[Written task] Convert the listing below, from its first line through the line containing "profit-percent: +33.69% [406, 14, 500, 38]", into a Markdown table with the columns Row and Entry, leaving out blank lines.

[Material supplied]
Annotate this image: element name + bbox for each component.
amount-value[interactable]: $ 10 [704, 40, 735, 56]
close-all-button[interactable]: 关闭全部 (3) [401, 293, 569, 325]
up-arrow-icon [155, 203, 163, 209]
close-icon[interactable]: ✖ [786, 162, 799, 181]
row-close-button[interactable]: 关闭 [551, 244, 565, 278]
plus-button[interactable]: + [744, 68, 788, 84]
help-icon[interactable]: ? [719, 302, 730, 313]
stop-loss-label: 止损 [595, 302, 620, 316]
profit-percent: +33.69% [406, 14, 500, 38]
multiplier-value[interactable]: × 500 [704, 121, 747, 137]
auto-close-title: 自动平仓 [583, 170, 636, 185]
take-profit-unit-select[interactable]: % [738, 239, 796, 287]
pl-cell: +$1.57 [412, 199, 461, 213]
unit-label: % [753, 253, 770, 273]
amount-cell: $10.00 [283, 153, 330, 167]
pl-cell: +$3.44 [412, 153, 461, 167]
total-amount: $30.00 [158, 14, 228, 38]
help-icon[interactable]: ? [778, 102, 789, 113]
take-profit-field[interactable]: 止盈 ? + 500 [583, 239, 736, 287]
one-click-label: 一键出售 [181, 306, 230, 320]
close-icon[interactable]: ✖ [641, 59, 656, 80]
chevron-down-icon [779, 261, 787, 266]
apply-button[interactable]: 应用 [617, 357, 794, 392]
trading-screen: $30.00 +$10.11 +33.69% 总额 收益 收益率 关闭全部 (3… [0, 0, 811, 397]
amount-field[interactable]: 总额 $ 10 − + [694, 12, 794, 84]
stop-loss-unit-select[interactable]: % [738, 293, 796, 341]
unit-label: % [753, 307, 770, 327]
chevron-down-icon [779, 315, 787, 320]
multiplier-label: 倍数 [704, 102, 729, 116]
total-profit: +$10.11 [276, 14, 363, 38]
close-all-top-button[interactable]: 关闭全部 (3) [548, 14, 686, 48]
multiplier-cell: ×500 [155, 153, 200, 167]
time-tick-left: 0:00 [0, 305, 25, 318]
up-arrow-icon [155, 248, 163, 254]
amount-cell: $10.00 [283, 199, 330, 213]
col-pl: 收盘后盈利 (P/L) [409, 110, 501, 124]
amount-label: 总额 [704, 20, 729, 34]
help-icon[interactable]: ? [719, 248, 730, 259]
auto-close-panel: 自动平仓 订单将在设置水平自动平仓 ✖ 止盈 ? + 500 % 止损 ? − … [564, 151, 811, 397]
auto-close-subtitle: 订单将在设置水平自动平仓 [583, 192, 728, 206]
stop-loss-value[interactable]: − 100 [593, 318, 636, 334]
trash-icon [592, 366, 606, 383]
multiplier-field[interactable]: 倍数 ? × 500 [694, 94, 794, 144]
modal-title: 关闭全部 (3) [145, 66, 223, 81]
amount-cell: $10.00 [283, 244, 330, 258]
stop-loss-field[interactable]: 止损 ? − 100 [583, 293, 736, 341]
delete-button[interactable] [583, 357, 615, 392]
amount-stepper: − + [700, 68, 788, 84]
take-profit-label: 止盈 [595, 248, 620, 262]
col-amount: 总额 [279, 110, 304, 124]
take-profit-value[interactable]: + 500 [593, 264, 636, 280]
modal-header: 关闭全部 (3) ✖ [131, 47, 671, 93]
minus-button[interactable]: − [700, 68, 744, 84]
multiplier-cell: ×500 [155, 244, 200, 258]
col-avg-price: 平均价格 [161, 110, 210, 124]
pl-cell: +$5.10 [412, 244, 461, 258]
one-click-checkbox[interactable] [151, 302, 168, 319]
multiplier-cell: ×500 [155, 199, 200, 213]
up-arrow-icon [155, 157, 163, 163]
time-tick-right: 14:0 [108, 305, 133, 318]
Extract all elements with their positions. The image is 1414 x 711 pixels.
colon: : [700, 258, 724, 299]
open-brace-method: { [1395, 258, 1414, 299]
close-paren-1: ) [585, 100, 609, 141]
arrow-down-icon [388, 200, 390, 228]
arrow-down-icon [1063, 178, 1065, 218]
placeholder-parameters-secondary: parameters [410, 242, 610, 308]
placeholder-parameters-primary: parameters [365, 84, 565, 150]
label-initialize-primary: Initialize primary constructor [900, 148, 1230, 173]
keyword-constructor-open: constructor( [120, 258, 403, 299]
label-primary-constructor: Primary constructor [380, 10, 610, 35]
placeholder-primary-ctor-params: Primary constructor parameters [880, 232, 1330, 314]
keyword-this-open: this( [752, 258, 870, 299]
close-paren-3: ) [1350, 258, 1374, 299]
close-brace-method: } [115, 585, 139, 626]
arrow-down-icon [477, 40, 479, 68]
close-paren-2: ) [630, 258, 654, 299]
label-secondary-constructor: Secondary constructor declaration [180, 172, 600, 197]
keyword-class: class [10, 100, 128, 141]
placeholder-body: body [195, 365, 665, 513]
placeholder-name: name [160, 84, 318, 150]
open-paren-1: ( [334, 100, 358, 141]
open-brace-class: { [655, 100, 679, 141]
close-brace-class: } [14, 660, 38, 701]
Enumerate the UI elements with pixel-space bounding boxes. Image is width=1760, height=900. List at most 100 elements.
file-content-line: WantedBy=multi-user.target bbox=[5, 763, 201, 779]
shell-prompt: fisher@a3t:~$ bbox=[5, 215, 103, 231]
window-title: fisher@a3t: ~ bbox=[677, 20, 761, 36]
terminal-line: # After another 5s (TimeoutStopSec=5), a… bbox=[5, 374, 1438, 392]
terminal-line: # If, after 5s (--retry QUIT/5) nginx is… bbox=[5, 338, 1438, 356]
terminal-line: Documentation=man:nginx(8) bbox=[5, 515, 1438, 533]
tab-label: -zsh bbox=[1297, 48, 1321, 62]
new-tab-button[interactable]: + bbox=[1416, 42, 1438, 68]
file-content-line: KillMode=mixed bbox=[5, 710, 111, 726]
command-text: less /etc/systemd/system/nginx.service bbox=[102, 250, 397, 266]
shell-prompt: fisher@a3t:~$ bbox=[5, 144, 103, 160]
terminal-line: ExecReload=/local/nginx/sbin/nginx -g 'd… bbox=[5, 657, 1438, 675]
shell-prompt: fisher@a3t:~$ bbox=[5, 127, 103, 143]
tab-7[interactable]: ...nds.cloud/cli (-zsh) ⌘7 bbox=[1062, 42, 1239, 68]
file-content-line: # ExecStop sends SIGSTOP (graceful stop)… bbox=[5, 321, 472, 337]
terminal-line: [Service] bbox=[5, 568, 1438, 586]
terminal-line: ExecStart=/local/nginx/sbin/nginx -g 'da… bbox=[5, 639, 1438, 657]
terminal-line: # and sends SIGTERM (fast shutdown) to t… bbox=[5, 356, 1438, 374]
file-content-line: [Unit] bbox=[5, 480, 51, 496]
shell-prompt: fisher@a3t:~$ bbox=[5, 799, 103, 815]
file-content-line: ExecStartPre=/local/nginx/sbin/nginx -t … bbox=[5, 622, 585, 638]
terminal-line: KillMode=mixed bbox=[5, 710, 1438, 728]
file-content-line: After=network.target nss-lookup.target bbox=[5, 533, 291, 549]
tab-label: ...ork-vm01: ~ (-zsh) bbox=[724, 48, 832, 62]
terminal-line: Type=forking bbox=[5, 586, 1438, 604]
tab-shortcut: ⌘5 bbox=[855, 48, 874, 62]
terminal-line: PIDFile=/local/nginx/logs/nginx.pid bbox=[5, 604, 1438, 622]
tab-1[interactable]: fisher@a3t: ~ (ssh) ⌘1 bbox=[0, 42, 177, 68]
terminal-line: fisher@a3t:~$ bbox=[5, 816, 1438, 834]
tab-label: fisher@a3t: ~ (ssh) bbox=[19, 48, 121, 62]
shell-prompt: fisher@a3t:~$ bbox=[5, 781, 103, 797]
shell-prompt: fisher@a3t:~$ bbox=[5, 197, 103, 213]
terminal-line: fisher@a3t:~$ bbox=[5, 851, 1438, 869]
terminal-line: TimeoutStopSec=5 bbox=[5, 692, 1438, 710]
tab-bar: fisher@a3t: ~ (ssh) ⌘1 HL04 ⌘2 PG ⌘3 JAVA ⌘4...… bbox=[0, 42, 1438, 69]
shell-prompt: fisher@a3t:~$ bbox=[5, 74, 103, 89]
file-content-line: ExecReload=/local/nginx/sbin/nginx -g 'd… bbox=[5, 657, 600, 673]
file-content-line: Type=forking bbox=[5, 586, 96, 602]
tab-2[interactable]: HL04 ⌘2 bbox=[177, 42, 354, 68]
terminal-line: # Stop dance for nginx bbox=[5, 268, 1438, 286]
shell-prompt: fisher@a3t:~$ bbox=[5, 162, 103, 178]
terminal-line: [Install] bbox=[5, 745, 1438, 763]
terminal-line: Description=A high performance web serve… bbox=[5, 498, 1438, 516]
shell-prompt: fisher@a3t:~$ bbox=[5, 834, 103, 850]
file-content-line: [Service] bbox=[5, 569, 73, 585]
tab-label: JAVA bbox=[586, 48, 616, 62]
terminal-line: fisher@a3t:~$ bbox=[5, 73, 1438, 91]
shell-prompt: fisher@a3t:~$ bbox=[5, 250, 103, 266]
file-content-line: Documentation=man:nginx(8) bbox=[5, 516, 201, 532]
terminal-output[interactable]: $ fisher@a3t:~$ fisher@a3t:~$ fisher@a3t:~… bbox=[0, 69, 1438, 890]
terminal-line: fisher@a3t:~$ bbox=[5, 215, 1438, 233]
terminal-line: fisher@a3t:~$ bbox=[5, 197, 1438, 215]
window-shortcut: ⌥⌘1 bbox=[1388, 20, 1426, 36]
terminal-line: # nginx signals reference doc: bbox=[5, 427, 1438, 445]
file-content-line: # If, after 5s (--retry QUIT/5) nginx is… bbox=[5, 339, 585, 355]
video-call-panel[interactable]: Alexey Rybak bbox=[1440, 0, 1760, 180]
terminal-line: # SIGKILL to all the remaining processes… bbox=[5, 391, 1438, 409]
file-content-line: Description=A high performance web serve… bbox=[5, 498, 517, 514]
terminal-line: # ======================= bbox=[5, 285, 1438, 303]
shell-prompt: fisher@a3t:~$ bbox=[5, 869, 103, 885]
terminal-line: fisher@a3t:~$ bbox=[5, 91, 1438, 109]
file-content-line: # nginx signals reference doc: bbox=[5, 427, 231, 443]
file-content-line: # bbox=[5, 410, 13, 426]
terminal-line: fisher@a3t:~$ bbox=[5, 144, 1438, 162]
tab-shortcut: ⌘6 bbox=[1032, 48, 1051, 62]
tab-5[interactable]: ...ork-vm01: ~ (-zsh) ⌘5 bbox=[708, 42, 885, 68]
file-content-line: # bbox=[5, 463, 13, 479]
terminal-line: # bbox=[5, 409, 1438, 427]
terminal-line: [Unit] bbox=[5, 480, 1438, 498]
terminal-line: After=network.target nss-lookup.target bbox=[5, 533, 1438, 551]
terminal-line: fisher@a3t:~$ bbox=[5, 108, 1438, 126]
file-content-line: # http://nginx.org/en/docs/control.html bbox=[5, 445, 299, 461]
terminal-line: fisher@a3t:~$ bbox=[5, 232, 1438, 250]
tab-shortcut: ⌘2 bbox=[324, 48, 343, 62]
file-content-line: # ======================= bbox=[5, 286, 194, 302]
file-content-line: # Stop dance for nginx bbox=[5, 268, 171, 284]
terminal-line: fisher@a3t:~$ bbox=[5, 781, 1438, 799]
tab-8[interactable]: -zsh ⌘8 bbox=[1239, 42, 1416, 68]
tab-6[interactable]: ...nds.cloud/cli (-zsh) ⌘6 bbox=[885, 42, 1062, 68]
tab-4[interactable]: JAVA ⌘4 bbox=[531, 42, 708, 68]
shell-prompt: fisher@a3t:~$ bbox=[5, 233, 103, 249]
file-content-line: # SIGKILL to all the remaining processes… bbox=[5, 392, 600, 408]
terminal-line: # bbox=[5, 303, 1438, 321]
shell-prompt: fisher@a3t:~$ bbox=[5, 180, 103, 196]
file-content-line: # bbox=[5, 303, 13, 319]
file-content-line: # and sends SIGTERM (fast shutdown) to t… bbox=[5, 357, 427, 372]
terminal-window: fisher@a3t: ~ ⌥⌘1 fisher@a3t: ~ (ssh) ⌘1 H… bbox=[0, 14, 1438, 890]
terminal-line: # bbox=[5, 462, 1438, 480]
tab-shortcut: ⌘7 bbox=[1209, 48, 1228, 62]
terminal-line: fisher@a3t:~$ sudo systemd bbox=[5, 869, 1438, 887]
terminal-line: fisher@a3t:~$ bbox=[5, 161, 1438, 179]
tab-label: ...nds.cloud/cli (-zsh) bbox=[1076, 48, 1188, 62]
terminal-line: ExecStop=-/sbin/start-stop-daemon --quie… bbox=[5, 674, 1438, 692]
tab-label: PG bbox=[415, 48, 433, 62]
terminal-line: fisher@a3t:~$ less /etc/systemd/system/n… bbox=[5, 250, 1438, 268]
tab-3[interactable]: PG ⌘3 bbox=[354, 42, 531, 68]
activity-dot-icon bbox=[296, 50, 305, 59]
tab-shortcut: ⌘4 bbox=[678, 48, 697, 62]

[Written reply]
| Row | Entry |
|---|---|
| 1 | Annotate this image: element name + bbox for each component. |
| 2 | amount-value[interactable]: $ 10 [704, 40, 735, 56] |
| 3 | close-all-button[interactable]: 关闭全部 (3) [401, 293, 569, 325] |
| 4 | up-arrow-icon [155, 203, 163, 209] |
| 5 | close-icon[interactable]: ✖ [786, 162, 799, 181] |
| 6 | row-close-button[interactable]: 关闭 [551, 244, 565, 278] |
| 7 | plus-button[interactable]: + [744, 68, 788, 84] |
| 8 | help-icon[interactable]: ? [719, 302, 730, 313] |
| 9 | stop-loss-label: 止损 [595, 302, 620, 316] |
| 10 | profit-percent: +33.69% [406, 14, 500, 38] |